> [EXERCISE] Each line below should be quoted exactly, please.

= = = =

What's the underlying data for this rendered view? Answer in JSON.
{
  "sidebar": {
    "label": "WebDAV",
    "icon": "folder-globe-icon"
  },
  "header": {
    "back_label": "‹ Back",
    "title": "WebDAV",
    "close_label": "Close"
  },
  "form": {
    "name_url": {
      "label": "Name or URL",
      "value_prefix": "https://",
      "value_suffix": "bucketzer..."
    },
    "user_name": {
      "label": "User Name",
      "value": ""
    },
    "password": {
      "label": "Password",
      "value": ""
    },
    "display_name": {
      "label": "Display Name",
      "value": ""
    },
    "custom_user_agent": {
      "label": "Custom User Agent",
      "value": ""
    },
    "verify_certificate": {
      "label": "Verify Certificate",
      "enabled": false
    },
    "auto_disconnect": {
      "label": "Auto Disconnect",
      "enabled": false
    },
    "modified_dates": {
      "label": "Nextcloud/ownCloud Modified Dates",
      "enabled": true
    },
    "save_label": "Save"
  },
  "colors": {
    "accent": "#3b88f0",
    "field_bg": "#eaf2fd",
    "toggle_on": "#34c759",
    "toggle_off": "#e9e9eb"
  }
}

= = = =

> [THE OUTPUT]
What's the underlying data for this rendered view? Answer in JSON.
{
  "sidebar": {
    "label": "WebDAV",
    "icon": "folder-globe-icon"
  },
  "header": {
    "back_label": "‹ Back",
    "title": "WebDAV",
    "close_label": "Close"
  },
  "form": {
    "name_url": {
      "label": "Name or URL",
      "value_prefix": "https://",
      "value_suffix": "bucketzer..."
    },
    "user_name": {
      "label": "User Name",
      "value": ""
    },
    "password": {
      "label": "Password",
      "value": ""
    },
    "display_name": {
      "label": "Display Name",
      "value": ""
    },
    "custom_user_agent": {
      "label": "Custom User Agent",
      "value": ""
    },
    "verify_certificate": {
      "label": "Verify Certificate",
      "enabled": false
    },
    "auto_disconnect": {
      "label": "Auto Disconnect",
      "enabled": false
    },
    "modified_dates": {
      "label": "Nextcloud/ownCloud Modified Dates",
      "enabled": true
    },
    "save_label": "Save"
  },
  "colors": {
    "accent": "#3b88f0",
    "field_bg": "#eaf2fd",
    "toggle_on": "#34c759",
    "toggle_off": "#e9e9eb"
  }
}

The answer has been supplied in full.